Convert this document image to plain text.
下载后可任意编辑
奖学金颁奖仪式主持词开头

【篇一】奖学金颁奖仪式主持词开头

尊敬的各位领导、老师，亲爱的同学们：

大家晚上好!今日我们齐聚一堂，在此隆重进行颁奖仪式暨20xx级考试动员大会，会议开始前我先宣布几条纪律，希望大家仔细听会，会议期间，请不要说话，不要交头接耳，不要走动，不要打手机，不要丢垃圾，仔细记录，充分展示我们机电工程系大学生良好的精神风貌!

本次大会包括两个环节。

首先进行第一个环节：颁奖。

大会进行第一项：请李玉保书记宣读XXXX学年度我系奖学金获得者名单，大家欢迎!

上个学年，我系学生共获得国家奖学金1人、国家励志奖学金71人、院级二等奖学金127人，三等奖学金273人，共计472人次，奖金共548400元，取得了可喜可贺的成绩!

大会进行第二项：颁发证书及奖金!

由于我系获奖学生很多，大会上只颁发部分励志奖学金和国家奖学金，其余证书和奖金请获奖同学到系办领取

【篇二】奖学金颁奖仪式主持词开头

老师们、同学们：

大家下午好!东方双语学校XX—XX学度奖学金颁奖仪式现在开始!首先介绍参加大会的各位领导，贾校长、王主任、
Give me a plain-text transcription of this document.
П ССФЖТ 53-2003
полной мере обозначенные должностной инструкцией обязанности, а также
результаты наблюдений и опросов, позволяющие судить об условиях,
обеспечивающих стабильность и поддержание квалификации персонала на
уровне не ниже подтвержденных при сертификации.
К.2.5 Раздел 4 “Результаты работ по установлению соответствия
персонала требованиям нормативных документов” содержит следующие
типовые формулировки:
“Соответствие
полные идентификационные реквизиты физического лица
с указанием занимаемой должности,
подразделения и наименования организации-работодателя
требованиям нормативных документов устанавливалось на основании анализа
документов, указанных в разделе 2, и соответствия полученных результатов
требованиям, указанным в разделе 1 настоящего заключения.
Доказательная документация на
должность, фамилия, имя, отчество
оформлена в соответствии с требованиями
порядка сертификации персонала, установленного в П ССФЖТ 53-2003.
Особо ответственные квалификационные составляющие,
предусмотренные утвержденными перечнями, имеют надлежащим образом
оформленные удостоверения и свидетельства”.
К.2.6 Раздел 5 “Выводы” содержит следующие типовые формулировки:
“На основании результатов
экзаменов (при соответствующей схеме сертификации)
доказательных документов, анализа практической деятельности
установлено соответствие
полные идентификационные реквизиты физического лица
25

☆ ☆ ☆ ☆

The task »
Return the entries above exactly, each one complete.

Answer to this task »
Convert this document image to plain text.
下载后可任意编辑
奖学金颁奖仪式主持词开头

【篇一】奖学金颁奖仪式主持词开头

尊敬的各位领导、老师，亲爱的同学们：

大家晚上好!今日我们齐聚一堂，在此隆重进行颁奖仪式暨20xx级考试动员大会，会议开始前我先宣布几条纪律，希望大家仔细听会，会议期间，请不要说话，不要交头接耳，不要走动，不要打手机，不要丢垃圾，仔细记录，充分展示我们机电工程系大学生良好的精神风貌!

本次大会包括两个环节。

首先进行第一个环节：颁奖。

大会进行第一项：请李玉保书记宣读XXXX学年度我系奖学金获得者名单，大家欢迎!

上个学年，我系学生共获得国家奖学金1人、国家励志奖学金71人、院级二等奖学金127人，三等奖学金273人，共计472人次，奖金共548400元，取得了可喜可贺的成绩!

大会进行第二项：颁发证书及奖金!

由于我系获奖学生很多，大会上只颁发部分励志奖学金和国家奖学金，其余证书和奖金请获奖同学到系办领取

【篇二】奖学金颁奖仪式主持词开头

老师们、同学们：

大家下午好!东方双语学校XX—XX学度奖学金颁奖仪式现在开始!首先介绍参加大会的各位领导，贾校长、王主任、
Give me a plain-text transcription of this document.
П ССФЖТ 53-2003
полной мере обозначенные должностной инструкцией обязанности, а также
результаты наблюдений и опросов, позволяющие судить об условиях,
обеспечивающих стабильность и поддержание квалификации персонала на
уровне не ниже подтвержденных при сертификации.
К.2.5 Раздел 4 “Результаты работ по установлению соответствия
персонала требованиям нормативных документов” содержит следующие
типовые формулировки:
“Соответствие
полные идентификационные реквизиты физического лица
с указанием занимаемой должности,
подразделения и наименования организации-работодателя
требованиям нормативных документов устанавливалось на основании анализа
документов, указанных в разделе 2, и соответствия полученных результатов
требованиям, указанным в разделе 1 настоящего заключения.
Доказательная документация на
должность, фамилия, имя, отчество
оформлена в соответствии с требованиями
порядка сертификации персонала, установленного в П ССФЖТ 53-2003.
Особо ответственные квалификационные составляющие,
предусмотренные утвержденными перечнями, имеют надлежащим образом
оформленные удостоверения и свидетельства”.
К.2.6 Раздел 5 “Выводы” содержит следующие типовые формулировки:
“На основании результатов
экзаменов (при соответствующей схеме сертификации)
доказательных документов, анализа практической деятельности
установлено соответствие
полные идентификационные реквизиты физического лица
25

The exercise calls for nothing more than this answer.